(Stored data)
+++

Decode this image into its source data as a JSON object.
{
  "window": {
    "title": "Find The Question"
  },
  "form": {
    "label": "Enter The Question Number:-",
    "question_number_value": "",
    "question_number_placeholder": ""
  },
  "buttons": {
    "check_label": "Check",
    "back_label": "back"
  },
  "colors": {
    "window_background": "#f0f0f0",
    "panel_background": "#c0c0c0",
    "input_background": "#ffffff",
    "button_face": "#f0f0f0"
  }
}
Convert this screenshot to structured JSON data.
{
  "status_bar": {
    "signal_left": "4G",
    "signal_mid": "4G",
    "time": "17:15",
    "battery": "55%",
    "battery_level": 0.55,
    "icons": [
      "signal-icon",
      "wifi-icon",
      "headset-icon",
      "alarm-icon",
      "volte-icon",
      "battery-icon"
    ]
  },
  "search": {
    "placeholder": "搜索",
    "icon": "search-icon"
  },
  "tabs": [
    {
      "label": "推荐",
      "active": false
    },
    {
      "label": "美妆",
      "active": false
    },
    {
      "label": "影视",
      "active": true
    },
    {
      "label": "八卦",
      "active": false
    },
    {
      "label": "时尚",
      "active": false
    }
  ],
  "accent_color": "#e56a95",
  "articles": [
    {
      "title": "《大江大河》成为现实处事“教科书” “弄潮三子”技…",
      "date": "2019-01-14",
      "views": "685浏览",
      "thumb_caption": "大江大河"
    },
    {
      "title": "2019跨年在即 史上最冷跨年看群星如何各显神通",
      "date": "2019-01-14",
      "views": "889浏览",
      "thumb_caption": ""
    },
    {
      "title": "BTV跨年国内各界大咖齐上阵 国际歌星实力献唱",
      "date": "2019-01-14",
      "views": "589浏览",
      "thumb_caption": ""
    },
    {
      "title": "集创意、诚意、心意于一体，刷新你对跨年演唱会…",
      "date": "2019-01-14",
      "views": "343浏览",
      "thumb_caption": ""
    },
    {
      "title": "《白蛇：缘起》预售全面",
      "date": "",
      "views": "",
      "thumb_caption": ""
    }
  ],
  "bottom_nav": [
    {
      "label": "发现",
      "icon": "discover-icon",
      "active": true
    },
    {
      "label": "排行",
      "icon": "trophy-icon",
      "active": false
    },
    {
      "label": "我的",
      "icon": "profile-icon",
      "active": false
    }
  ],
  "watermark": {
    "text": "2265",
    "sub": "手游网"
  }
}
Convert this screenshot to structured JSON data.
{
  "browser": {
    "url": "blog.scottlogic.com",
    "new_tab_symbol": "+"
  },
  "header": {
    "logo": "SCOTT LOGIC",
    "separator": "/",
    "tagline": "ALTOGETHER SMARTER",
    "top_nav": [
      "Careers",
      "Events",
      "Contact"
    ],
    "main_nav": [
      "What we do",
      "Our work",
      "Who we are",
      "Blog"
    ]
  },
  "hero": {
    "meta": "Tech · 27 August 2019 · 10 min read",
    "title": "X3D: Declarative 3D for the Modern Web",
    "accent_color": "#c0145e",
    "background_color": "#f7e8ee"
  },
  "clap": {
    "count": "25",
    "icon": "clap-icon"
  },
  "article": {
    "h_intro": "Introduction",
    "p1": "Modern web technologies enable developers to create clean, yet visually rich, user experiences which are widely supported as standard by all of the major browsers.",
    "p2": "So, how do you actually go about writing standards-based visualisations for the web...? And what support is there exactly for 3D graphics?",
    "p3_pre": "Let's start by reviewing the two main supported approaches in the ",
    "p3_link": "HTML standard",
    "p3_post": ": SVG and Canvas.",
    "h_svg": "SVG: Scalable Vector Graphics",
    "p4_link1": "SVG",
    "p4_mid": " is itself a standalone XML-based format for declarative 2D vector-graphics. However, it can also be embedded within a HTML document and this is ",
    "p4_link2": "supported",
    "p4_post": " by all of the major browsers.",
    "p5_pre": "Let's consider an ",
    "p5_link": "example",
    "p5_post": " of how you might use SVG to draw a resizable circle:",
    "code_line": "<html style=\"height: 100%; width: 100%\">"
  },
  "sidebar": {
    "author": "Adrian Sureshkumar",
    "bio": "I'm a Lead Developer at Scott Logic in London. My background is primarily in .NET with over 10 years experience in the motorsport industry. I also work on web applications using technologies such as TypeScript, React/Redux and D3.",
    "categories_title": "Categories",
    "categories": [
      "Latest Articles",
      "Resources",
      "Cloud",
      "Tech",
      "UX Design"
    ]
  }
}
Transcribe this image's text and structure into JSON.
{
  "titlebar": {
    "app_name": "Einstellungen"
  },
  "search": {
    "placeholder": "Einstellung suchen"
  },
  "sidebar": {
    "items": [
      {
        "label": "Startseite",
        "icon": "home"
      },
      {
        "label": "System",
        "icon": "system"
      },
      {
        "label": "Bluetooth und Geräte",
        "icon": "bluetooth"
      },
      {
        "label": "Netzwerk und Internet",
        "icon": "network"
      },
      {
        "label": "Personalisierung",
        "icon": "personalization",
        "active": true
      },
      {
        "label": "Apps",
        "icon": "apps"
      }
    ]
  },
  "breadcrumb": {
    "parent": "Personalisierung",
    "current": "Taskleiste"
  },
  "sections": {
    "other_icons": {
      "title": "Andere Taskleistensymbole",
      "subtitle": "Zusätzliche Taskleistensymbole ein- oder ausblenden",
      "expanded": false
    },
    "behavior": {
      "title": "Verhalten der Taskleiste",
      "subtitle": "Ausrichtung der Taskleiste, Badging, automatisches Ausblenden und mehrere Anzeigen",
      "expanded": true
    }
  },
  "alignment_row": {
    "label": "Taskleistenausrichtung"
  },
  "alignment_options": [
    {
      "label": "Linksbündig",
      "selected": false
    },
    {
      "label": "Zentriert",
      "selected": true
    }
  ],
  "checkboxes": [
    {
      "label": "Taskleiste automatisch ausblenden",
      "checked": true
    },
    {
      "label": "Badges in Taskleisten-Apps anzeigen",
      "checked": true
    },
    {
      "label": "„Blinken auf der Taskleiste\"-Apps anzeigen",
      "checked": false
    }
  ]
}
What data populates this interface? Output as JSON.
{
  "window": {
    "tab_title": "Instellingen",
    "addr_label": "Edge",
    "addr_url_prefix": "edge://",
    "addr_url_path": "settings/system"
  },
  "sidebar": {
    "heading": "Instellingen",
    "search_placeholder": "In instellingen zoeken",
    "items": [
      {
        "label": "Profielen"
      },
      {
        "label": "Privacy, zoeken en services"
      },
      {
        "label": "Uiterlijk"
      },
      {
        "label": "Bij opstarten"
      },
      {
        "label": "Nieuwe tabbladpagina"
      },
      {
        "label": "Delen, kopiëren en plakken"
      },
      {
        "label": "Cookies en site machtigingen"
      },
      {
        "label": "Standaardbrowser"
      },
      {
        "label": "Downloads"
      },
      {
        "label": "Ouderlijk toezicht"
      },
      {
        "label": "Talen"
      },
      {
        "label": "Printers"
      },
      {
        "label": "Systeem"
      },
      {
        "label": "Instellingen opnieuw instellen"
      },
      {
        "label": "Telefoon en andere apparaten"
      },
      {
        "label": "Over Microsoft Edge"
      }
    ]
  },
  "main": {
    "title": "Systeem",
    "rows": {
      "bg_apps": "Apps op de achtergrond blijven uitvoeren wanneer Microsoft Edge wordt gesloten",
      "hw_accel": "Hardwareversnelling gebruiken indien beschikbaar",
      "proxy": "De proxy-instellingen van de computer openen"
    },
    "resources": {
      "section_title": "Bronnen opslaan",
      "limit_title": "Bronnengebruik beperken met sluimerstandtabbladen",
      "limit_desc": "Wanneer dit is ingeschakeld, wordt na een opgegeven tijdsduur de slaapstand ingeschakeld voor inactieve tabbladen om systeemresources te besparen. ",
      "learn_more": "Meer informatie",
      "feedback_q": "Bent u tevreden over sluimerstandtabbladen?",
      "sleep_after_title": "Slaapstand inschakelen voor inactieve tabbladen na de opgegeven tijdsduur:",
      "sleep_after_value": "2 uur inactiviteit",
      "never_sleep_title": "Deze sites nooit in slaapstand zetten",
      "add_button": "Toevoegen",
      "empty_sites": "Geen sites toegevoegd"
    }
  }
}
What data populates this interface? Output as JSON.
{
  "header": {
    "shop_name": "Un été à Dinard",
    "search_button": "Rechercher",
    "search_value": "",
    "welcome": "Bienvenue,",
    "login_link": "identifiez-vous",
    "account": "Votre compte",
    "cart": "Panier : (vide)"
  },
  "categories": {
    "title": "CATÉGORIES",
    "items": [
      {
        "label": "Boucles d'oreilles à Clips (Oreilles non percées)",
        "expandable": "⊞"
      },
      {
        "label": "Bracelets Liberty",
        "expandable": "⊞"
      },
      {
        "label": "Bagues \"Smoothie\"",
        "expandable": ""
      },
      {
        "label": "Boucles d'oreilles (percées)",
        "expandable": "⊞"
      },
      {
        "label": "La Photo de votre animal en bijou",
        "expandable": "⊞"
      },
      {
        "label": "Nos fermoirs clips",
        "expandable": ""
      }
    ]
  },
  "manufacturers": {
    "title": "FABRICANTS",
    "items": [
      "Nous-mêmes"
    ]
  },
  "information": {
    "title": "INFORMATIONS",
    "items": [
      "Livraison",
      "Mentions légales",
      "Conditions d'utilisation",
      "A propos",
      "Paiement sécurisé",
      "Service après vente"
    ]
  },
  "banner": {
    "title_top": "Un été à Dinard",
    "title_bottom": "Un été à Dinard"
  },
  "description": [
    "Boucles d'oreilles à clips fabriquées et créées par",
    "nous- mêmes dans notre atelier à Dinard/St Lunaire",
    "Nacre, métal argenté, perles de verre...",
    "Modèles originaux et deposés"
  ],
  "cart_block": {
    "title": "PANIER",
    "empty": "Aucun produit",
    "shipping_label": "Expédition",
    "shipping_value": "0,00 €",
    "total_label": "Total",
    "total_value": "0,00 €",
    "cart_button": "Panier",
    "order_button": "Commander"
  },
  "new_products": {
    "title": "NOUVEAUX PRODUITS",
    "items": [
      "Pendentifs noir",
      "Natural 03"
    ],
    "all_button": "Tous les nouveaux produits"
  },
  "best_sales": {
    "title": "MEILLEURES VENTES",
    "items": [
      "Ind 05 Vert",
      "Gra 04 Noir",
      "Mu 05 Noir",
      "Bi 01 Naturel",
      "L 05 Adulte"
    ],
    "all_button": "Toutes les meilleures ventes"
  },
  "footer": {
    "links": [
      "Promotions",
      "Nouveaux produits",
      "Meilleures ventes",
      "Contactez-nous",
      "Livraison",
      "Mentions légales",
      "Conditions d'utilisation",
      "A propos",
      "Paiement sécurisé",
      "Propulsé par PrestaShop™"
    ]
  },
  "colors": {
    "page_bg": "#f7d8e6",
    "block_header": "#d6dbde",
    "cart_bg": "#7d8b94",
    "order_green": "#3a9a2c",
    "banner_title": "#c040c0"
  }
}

+++

◆ Work required:
Filter the entries and copy out every line with the word "Dinard".

◆ Finished answer:
    "shop_name": "Un été à Dinard",
    "title_top": "Un été à Dinard",
    "title_bottom": "Un été à Dinard"
    "nous- mêmes dans notre atelier à Dinard/St Lunaire",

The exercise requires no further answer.